_PROBLEM DETAILS_
The entries below are to be written out again without alteration.

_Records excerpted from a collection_
_ _ _ _
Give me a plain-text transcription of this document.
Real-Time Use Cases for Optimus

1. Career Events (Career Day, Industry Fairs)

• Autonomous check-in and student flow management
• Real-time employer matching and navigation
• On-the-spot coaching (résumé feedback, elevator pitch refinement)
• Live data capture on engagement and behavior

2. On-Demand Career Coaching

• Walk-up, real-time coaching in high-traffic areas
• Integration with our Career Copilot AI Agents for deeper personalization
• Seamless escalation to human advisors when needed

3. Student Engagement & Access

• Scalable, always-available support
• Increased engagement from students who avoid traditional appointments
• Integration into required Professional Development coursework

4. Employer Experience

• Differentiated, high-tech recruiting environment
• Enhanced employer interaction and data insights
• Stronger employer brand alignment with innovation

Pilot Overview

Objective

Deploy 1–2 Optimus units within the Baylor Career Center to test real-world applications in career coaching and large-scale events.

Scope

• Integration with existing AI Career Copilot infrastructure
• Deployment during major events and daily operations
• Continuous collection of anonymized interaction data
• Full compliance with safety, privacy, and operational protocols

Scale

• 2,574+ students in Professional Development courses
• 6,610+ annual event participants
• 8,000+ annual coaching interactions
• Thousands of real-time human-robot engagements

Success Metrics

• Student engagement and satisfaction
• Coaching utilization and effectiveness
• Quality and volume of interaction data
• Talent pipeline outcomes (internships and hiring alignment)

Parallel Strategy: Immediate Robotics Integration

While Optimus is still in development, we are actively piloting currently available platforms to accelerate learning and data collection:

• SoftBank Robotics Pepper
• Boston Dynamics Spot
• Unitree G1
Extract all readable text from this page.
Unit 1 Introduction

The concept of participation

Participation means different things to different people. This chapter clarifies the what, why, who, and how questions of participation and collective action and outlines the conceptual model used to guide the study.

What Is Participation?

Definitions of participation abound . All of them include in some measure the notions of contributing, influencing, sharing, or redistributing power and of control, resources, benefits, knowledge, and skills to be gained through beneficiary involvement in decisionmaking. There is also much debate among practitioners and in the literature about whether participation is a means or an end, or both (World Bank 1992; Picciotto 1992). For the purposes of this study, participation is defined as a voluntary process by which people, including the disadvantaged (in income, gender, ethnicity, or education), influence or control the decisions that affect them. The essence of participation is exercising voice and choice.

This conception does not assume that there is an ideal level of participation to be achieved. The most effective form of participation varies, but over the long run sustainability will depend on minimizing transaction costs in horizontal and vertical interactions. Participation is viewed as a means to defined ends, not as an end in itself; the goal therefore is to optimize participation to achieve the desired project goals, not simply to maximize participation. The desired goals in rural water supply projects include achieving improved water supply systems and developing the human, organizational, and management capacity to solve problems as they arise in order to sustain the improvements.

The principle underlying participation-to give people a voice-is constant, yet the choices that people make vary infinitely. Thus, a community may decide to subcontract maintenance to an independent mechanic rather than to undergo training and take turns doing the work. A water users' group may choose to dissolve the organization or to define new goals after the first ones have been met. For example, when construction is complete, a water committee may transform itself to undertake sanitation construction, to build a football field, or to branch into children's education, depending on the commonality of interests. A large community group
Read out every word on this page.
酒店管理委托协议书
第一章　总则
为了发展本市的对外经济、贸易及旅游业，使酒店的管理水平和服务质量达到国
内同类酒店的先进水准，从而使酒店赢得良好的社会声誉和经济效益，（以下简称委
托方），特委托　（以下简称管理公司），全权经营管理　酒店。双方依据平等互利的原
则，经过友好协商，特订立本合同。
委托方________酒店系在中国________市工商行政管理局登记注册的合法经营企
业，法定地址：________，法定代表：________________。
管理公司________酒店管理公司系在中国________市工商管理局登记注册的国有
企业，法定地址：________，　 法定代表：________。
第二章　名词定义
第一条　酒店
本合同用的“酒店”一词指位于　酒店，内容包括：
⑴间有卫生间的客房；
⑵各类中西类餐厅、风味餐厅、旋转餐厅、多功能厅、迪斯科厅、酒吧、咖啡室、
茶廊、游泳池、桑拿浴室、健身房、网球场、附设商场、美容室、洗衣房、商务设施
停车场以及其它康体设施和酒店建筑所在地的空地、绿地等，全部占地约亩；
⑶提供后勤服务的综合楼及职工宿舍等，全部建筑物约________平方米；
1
_ _ _ _
_RESULT_
Give me a plain-text transcription of this document.
Real-Time Use Cases for Optimus

1. Career Events (Career Day, Industry Fairs)

• Autonomous check-in and student flow management
• Real-time employer matching and navigation
• On-the-spot coaching (résumé feedback, elevator pitch refinement)
• Live data capture on engagement and behavior

2. On-Demand Career Coaching

• Walk-up, real-time coaching in high-traffic areas
• Integration with our Career Copilot AI Agents for deeper personalization
• Seamless escalation to human advisors when needed

3. Student Engagement & Access

• Scalable, always-available support
• Increased engagement from students who avoid traditional appointments
• Integration into required Professional Development coursework

4. Employer Experience

• Differentiated, high-tech recruiting environment
• Enhanced employer interaction and data insights
• Stronger employer brand alignment with innovation

Pilot Overview

Objective

Deploy 1–2 Optimus units within the Baylor Career Center to test real-world applications in career coaching and large-scale events.

Scope

• Integration with existing AI Career Copilot infrastructure
• Deployment during major events and daily operations
• Continuous collection of anonymized interaction data
• Full compliance with safety, privacy, and operational protocols

Scale

• 2,574+ students in Professional Development courses
• 6,610+ annual event participants
• 8,000+ annual coaching interactions
• Thousands of real-time human-robot engagements

Success Metrics

• Student engagement and satisfaction
• Coaching utilization and effectiveness
• Quality and volume of interaction data
• Talent pipeline outcomes (internships and hiring alignment)

Parallel Strategy: Immediate Robotics Integration

While Optimus is still in development, we are actively piloting currently available platforms to accelerate learning and data collection:

• SoftBank Robotics Pepper
• Boston Dynamics Spot
• Unitree G1
Extract all readable text from this page.
Unit 1 Introduction

The concept of participation

Participation means different things to different people. This chapter clarifies the what, why, who, and how questions of participation and collective action and outlines the conceptual model used to guide the study.

What Is Participation?

Definitions of participation abound . All of them include in some measure the notions of contributing, influencing, sharing, or redistributing power and of control, resources, benefits, knowledge, and skills to be gained through beneficiary involvement in decisionmaking. There is also much debate among practitioners and in the literature about whether participation is a means or an end, or both (World Bank 1992; Picciotto 1992). For the purposes of this study, participation is defined as a voluntary process by which people, including the disadvantaged (in income, gender, ethnicity, or education), influence or control the decisions that affect them. The essence of participation is exercising voice and choice.

This conception does not assume that there is an ideal level of participation to be achieved. The most effective form of participation varies, but over the long run sustainability will depend on minimizing transaction costs in horizontal and vertical interactions. Participation is viewed as a means to defined ends, not as an end in itself; the goal therefore is to optimize participation to achieve the desired project goals, not simply to maximize participation. The desired goals in rural water supply projects include achieving improved water supply systems and developing the human, organizational, and management capacity to solve problems as they arise in order to sustain the improvements.

The principle underlying participation-to give people a voice-is constant, yet the choices that people make vary infinitely. Thus, a community may decide to subcontract maintenance to an independent mechanic rather than to undergo training and take turns doing the work. A water users' group may choose to dissolve the organization or to define new goals after the first ones have been met. For example, when construction is complete, a water committee may transform itself to undertake sanitation construction, to build a football field, or to branch into children's education, depending on the commonality of interests. A large community group
Read out every word on this page.
酒店管理委托协议书
第一章　总则
为了发展本市的对外经济、贸易及旅游业，使酒店的管理水平和服务质量达到国
内同类酒店的先进水准，从而使酒店赢得良好的社会声誉和经济效益，（以下简称委
托方），特委托　（以下简称管理公司），全权经营管理　酒店。双方依据平等互利的原
则，经过友好协商，特订立本合同。
委托方________酒店系在中国________市工商行政管理局登记注册的合法经营企
业，法定地址：________，法定代表：________________。
管理公司________酒店管理公司系在中国________市工商管理局登记注册的国有
企业，法定地址：________，　 法定代表：________。
第二章　名词定义
第一条　酒店
本合同用的“酒店”一词指位于　酒店，内容包括：
⑴间有卫生间的客房；
⑵各类中西类餐厅、风味餐厅、旋转餐厅、多功能厅、迪斯科厅、酒吧、咖啡室、
茶廊、游泳池、桑拿浴室、健身房、网球场、附设商场、美容室、洗衣房、商务设施
停车场以及其它康体设施和酒店建筑所在地的空地、绿地等，全部占地约亩；
⑶提供后勤服务的综合楼及职工宿舍等，全部建筑物约________平方米；
1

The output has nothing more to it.